Records drawn from a dataset
-----

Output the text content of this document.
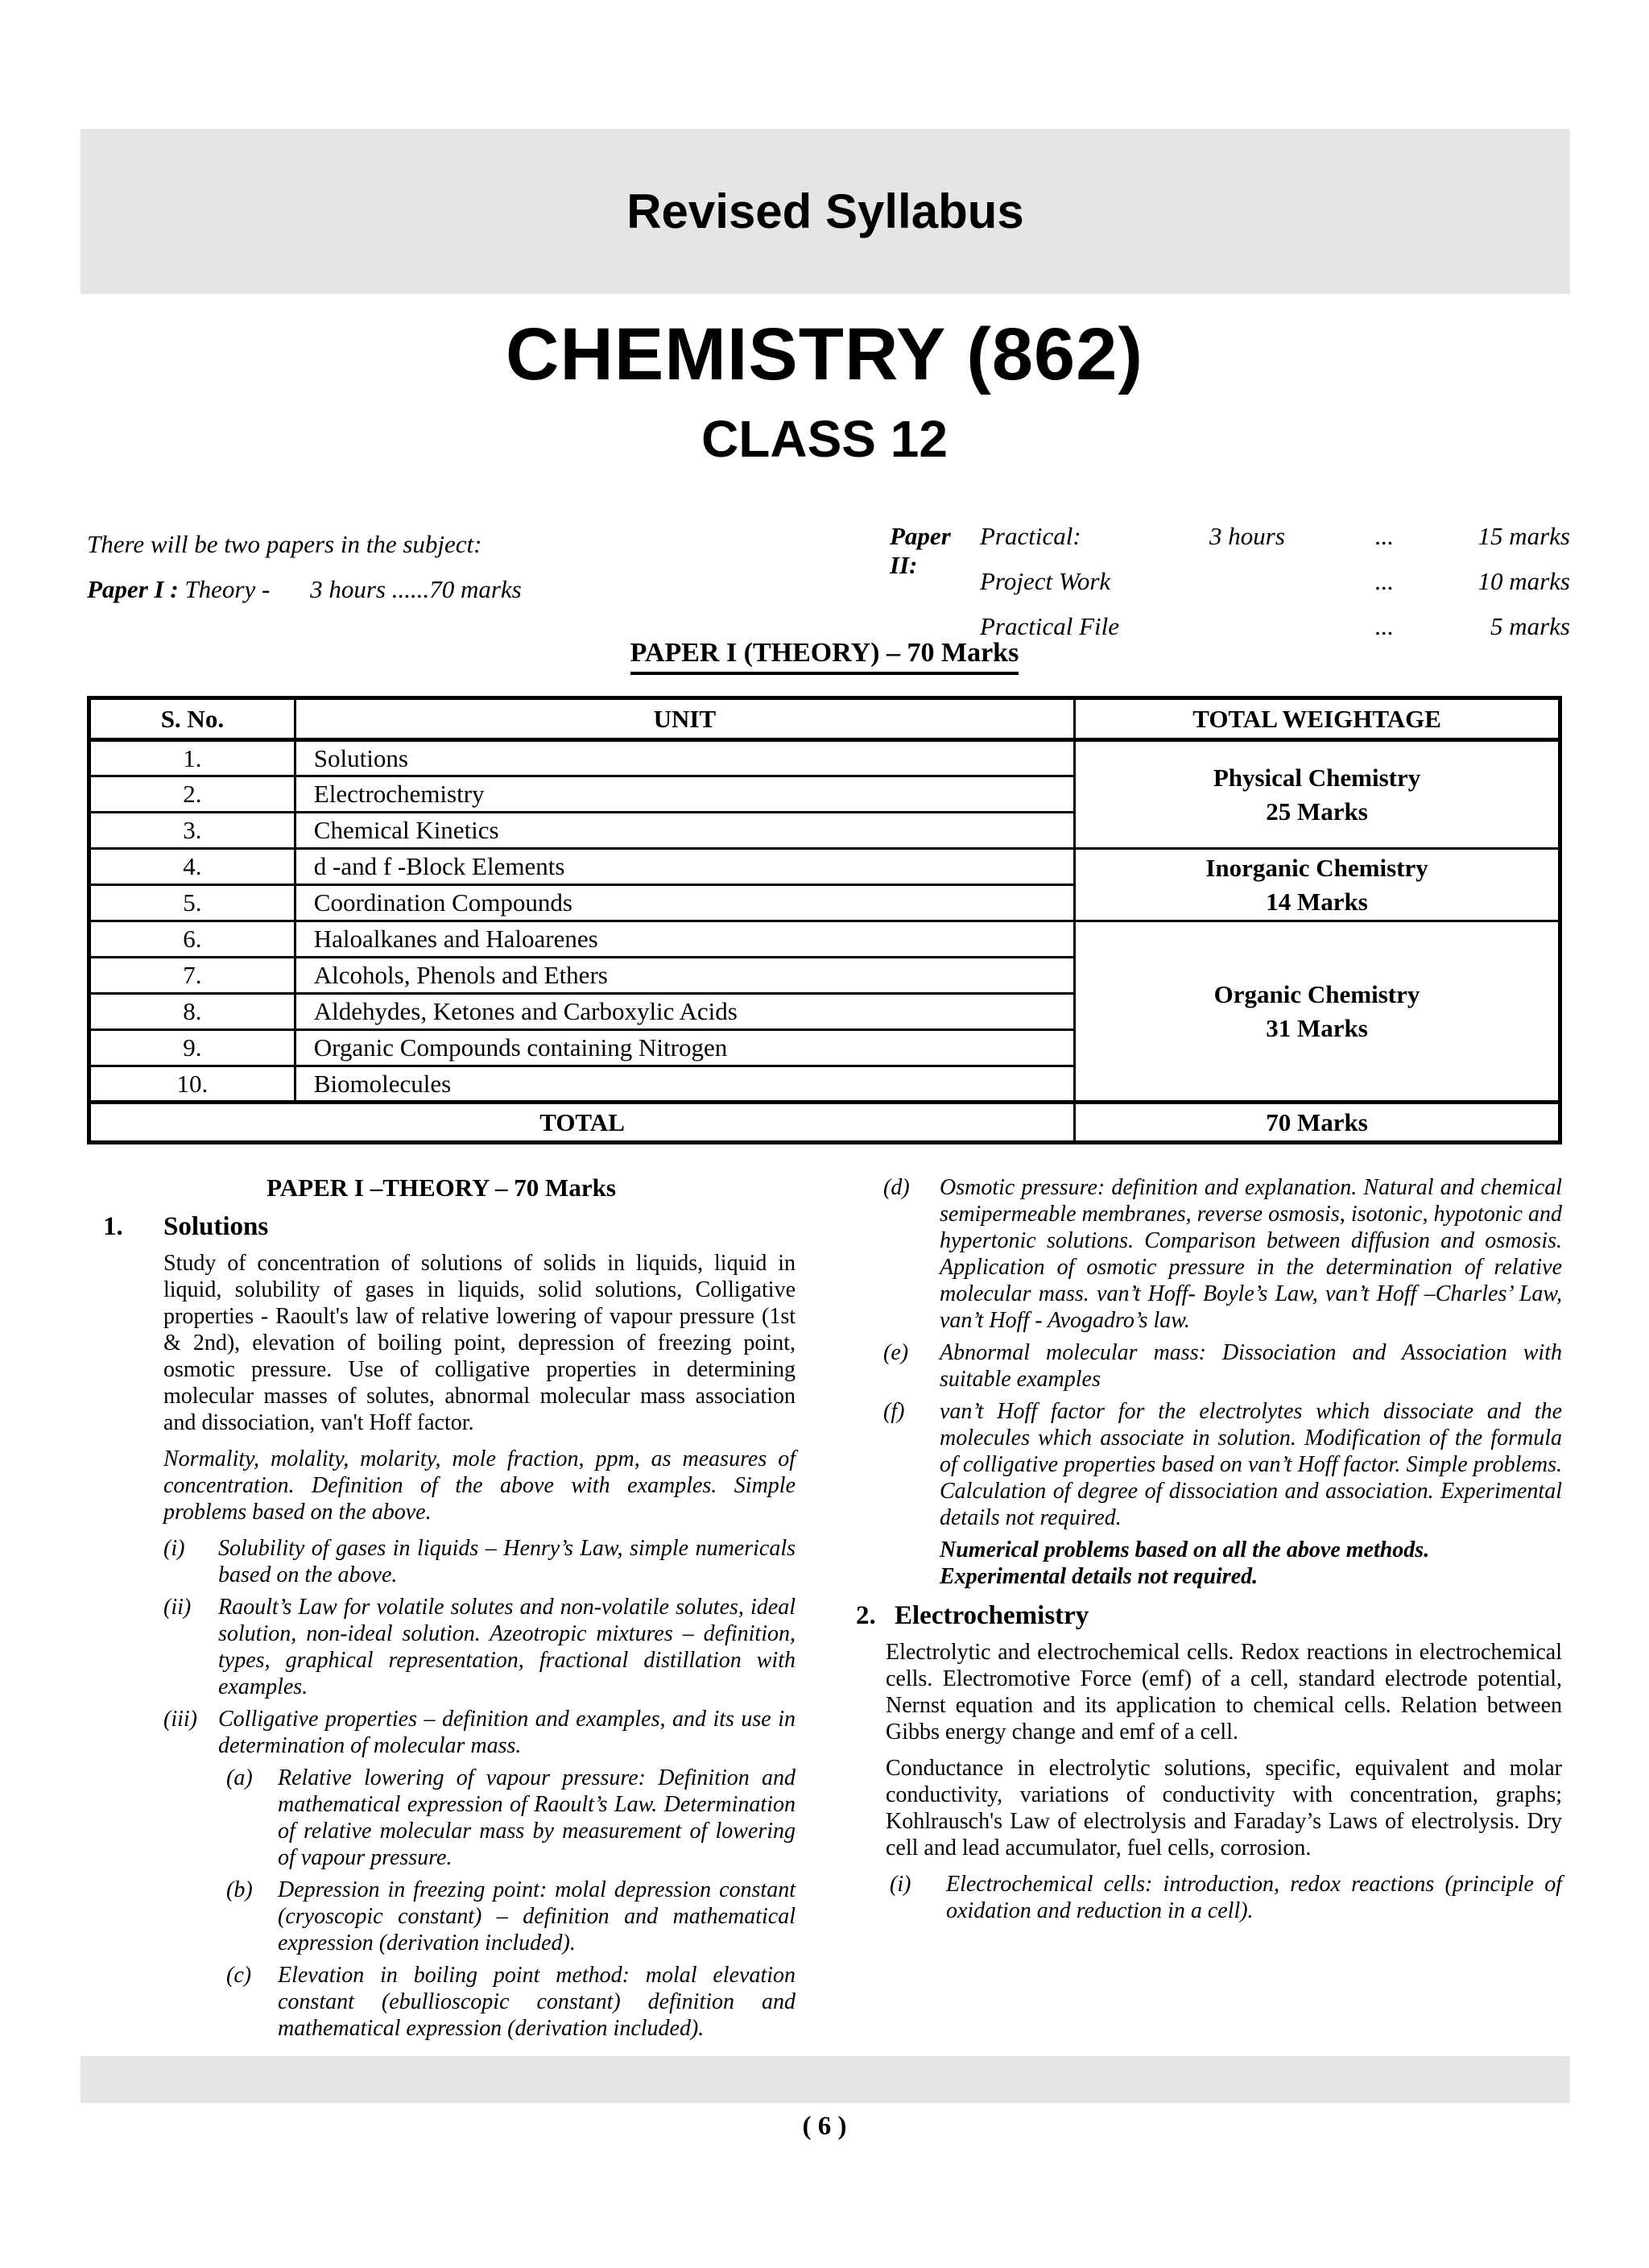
Revised Syllabus
CHEMISTRY (862)
CLASS 12
There will be two papers in the subject:
Paper I : Theory - 3 hours ......70 marks
Paper II:
Practical:	3 hours	...	15 marks
Project Work	...	10 marks
Practical File	...	5 marks
PAPER I (THEORY) – 70 Marks
S. No.	UNIT	TOTAL WEIGHTAGE
1.	Solutions	Physical Chemistry
25 Marks

2.	Electrochemistry	
3.	Chemical Kinetics	
4.	d -and f -Block Elements	Inorganic Chemistry
14 Marks

5.	Coordination Compounds	
6.	Haloalkanes and Haloarenes	Organic Chemistry
31 Marks

7.	Alcohols, Phenols and Ethers	
8.	Aldehydes, Ketones and Carboxylic Acids	
9.	Organic Compounds containing Nitrogen	
10.	Biomolecules	
TOTAL		70 Marks
PAPER I –THEORY – 70 Marks
1. Solutions
Study of concentration of solutions of solids in liquids, liquid in liquid, solubility of gases in liquids, solid solutions, Colligative properties - Raoult's law of relative lowering of vapour pressure (1st & 2nd), elevation of boiling point, depression of freezing point, osmotic pressure. Use of colligative properties in determining molecular masses of solutes, abnormal molecular mass association and dissociation, van't Hoff factor.
Normality, molality, molarity, mole fraction, ppm, as measures of concentration. Definition of the above with examples. Simple problems based on the above.
(i) Solubility of gases in liquids – Henry’s Law, simple numericals based on the above.
(ii) Raoult’s Law for volatile solutes and non-volatile solutes, ideal solution, non-ideal solution. Azeotropic mixtures – definition, types, graphical representation, fractional distillation with examples.
(iii) Colligative properties – definition and examples, and its use in determination of molecular mass.
(a) Relative lowering of vapour pressure: Definition and mathematical expression of Raoult’s Law. Determination of relative molecular mass by measurement of lowering of vapour pressure.
(b) Depression in freezing point: molal depression constant (cryoscopic constant) – definition and mathematical expression (derivation included).
(c) Elevation in boiling point method: molal elevation constant (ebullioscopic constant) definition and mathematical expression (derivation included).
(d) Osmotic pressure: definition and explanation. Natural and chemical semipermeable membranes, reverse osmosis, isotonic, hypotonic and hypertonic solutions. Comparison between diffusion and osmosis. Application of osmotic pressure in the determination of relative molecular mass. van’t Hoff- Boyle’s Law, van’t Hoff –Charles’ Law, van’t Hoff - Avogadro’s law.
(e) Abnormal molecular mass: Dissociation and Association with suitable examples
(f) van’t Hoff factor for the electrolytes which dissociate and the molecules which associate in solution. Modification of the formula of colligative properties based on van’t Hoff factor. Simple problems. Calculation of degree of dissociation and association. Experimental details not required.
Numerical problems based on all the above methods.
Experimental details not required.
2. Electrochemistry
Electrolytic and electrochemical cells. Redox reactions in electrochemical cells. Electromotive Force (emf) of a cell, standard electrode potential, Nernst equation and its application to chemical cells. Relation between Gibbs energy change and emf of a cell.
Conductance in electrolytic solutions, specific, equivalent and molar conductivity, variations of conductivity with concentration, graphs; Kohlrausch's Law of electrolysis and Faraday’s Laws of electrolysis. Dry cell and lead accumulator, fuel cells, corrosion.
(i) Electrochemical cells: introduction, redox reactions (principle of oxidation and reduction in a cell).
( 6 )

-----

▶ _Problem requirements_
With the pictures dropped, give every entry above again exactly.

▶ _Written response_
Output the text content of this document.
Revised Syllabus
CHEMISTRY (862)
CLASS 12
There will be two papers in the subject:
Paper I : Theory - 3 hours ......70 marks
Paper II:
Practical:	3 hours	...	15 marks
Project Work	...	10 marks
Practical File	...	5 marks
PAPER I (THEORY) – 70 Marks
S. No.	UNIT	TOTAL WEIGHTAGE
1.	Solutions	Physical Chemistry
25 Marks

2.	Electrochemistry	
3.	Chemical Kinetics	
4.	d -and f -Block Elements	Inorganic Chemistry
14 Marks

5.	Coordination Compounds	
6.	Haloalkanes and Haloarenes	Organic Chemistry
31 Marks

7.	Alcohols, Phenols and Ethers	
8.	Aldehydes, Ketones and Carboxylic Acids	
9.	Organic Compounds containing Nitrogen	
10.	Biomolecules	
TOTAL		70 Marks
PAPER I –THEORY – 70 Marks
1. Solutions
Study of concentration of solutions of solids in liquids, liquid in liquid, solubility of gases in liquids, solid solutions, Colligative properties - Raoult's law of relative lowering of vapour pressure (1st & 2nd), elevation of boiling point, depression of freezing point, osmotic pressure. Use of colligative properties in determining molecular masses of solutes, abnormal molecular mass association and dissociation, van't Hoff factor.
Normality, molality, molarity, mole fraction, ppm, as measures of concentration. Definition of the above with examples. Simple problems based on the above.
(i) Solubility of gases in liquids – Henry’s Law, simple numericals based on the above.
(ii) Raoult’s Law for volatile solutes and non-volatile solutes, ideal solution, non-ideal solution. Azeotropic mixtures – definition, types, graphical representation, fractional distillation with examples.
(iii) Colligative properties – definition and examples, and its use in determination of molecular mass.
(a) Relative lowering of vapour pressure: Definition and mathematical expression of Raoult’s Law. Determination of relative molecular mass by measurement of lowering of vapour pressure.
(b) Depression in freezing point: molal depression constant (cryoscopic constant) – definition and mathematical expression (derivation included).
(c) Elevation in boiling point method: molal elevation constant (ebullioscopic constant) definition and mathematical expression (derivation included).
(d) Osmotic pressure: definition and explanation. Natural and chemical semipermeable membranes, reverse osmosis, isotonic, hypotonic and hypertonic solutions. Comparison between diffusion and osmosis. Application of osmotic pressure in the determination of relative molecular mass. van’t Hoff- Boyle’s Law, van’t Hoff –Charles’ Law, van’t Hoff - Avogadro’s law.
(e) Abnormal molecular mass: Dissociation and Association with suitable examples
(f) van’t Hoff factor for the electrolytes which dissociate and the molecules which associate in solution. Modification of the formula of colligative properties based on van’t Hoff factor. Simple problems. Calculation of degree of dissociation and association. Experimental details not required.
Numerical problems based on all the above methods.
Experimental details not required.
2. Electrochemistry
Electrolytic and electrochemical cells. Redox reactions in electrochemical cells. Electromotive Force (emf) of a cell, standard electrode potential, Nernst equation and its application to chemical cells. Relation between Gibbs energy change and emf of a cell.
Conductance in electrolytic solutions, specific, equivalent and molar conductivity, variations of conductivity with concentration, graphs; Kohlrausch's Law of electrolysis and Faraday’s Laws of electrolysis. Dry cell and lead accumulator, fuel cells, corrosion.
(i) Electrochemical cells: introduction, redox reactions (principle of oxidation and reduction in a cell).
( 6 )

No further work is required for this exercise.